DIRECTION
Transcribe all of the records precisely as they are presented.

GIVEN DATA
+ + +

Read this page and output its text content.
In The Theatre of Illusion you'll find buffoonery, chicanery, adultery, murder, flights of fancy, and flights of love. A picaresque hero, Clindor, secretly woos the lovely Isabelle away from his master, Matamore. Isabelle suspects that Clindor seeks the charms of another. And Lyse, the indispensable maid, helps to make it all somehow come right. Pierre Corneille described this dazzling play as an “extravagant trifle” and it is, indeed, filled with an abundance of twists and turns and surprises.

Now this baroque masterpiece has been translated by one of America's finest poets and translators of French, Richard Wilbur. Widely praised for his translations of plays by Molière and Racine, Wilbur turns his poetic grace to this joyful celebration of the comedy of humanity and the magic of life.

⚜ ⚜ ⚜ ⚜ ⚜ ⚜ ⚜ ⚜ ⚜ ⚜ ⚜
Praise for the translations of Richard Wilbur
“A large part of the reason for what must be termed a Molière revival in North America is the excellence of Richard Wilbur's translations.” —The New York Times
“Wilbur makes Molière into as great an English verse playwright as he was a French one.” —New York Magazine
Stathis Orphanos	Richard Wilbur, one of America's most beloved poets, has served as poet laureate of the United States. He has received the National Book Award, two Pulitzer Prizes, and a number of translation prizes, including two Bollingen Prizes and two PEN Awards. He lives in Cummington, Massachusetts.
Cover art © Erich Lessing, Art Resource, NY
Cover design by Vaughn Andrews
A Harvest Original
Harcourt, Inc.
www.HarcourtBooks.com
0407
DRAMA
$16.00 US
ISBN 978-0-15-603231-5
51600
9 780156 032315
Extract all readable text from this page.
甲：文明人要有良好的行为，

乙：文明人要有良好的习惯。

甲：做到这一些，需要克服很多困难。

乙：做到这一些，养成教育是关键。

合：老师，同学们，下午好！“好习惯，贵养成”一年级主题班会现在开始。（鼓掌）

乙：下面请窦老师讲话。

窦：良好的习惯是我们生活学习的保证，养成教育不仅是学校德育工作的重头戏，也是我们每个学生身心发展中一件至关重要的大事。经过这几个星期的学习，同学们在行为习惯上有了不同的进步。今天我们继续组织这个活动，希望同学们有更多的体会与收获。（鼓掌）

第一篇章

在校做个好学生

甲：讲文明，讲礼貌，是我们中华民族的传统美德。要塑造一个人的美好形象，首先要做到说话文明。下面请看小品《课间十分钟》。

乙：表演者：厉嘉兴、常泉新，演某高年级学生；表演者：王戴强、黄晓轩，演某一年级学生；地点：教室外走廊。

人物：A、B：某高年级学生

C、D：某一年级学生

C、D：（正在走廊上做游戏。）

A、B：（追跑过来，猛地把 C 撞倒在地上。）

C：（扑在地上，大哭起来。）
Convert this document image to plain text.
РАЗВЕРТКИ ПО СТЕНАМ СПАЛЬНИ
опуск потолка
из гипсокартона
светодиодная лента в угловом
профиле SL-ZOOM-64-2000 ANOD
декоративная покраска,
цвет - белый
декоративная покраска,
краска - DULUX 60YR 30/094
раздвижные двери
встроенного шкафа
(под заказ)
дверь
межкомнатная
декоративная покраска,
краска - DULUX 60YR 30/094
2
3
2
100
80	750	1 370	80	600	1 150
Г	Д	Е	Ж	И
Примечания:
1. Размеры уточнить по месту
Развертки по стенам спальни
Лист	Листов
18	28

+ + +

ANSWER TO THIS TASK
Read this page and output its text content.
In The Theatre of Illusion you'll find buffoonery, chicanery, adultery, murder, flights of fancy, and flights of love. A picaresque hero, Clindor, secretly woos the lovely Isabelle away from his master, Matamore. Isabelle suspects that Clindor seeks the charms of another. And Lyse, the indispensable maid, helps to make it all somehow come right. Pierre Corneille described this dazzling play as an “extravagant trifle” and it is, indeed, filled with an abundance of twists and turns and surprises.

Now this baroque masterpiece has been translated by one of America's finest poets and translators of French, Richard Wilbur. Widely praised for his translations of plays by Molière and Racine, Wilbur turns his poetic grace to this joyful celebration of the comedy of humanity and the magic of life.

⚜ ⚜ ⚜ ⚜ ⚜ ⚜ ⚜ ⚜ ⚜ ⚜ ⚜
Praise for the translations of Richard Wilbur
“A large part of the reason for what must be termed a Molière revival in North America is the excellence of Richard Wilbur's translations.” —The New York Times
“Wilbur makes Molière into as great an English verse playwright as he was a French one.” —New York Magazine
Stathis Orphanos	Richard Wilbur, one of America's most beloved poets, has served as poet laureate of the United States. He has received the National Book Award, two Pulitzer Prizes, and a number of translation prizes, including two Bollingen Prizes and two PEN Awards. He lives in Cummington, Massachusetts.
Cover art © Erich Lessing, Art Resource, NY
Cover design by Vaughn Andrews
A Harvest Original
Harcourt, Inc.
www.HarcourtBooks.com
0407
DRAMA
$16.00 US
ISBN 978-0-15-603231-5
51600
9 780156 032315
Extract all readable text from this page.
甲：文明人要有良好的行为，

乙：文明人要有良好的习惯。

甲：做到这一些，需要克服很多困难。

乙：做到这一些，养成教育是关键。

合：老师，同学们，下午好！“好习惯，贵养成”一年级主题班会现在开始。（鼓掌）

乙：下面请窦老师讲话。

窦：良好的习惯是我们生活学习的保证，养成教育不仅是学校德育工作的重头戏，也是我们每个学生身心发展中一件至关重要的大事。经过这几个星期的学习，同学们在行为习惯上有了不同的进步。今天我们继续组织这个活动，希望同学们有更多的体会与收获。（鼓掌）

第一篇章

在校做个好学生

甲：讲文明，讲礼貌，是我们中华民族的传统美德。要塑造一个人的美好形象，首先要做到说话文明。下面请看小品《课间十分钟》。

乙：表演者：厉嘉兴、常泉新，演某高年级学生；表演者：王戴强、黄晓轩，演某一年级学生；地点：教室外走廊。

人物：A、B：某高年级学生

C、D：某一年级学生

C、D：（正在走廊上做游戏。）

A、B：（追跑过来，猛地把 C 撞倒在地上。）

C：（扑在地上，大哭起来。）
Convert this document image to plain text.
РАЗВЕРТКИ ПО СТЕНАМ СПАЛЬНИ
опуск потолка
из гипсокартона
светодиодная лента в угловом
профиле SL-ZOOM-64-2000 ANOD
декоративная покраска,
цвет - белый
декоративная покраска,
краска - DULUX 60YR 30/094
раздвижные двери
встроенного шкафа
(под заказ)
дверь
межкомнатная
декоративная покраска,
краска - DULUX 60YR 30/094
2
3
2
100
80	750	1 370	80	600	1 150
Г	Д	Е	Ж	И
Примечания:
1. Размеры уточнить по месту
Развертки по стенам спальни
Лист	Листов
18	28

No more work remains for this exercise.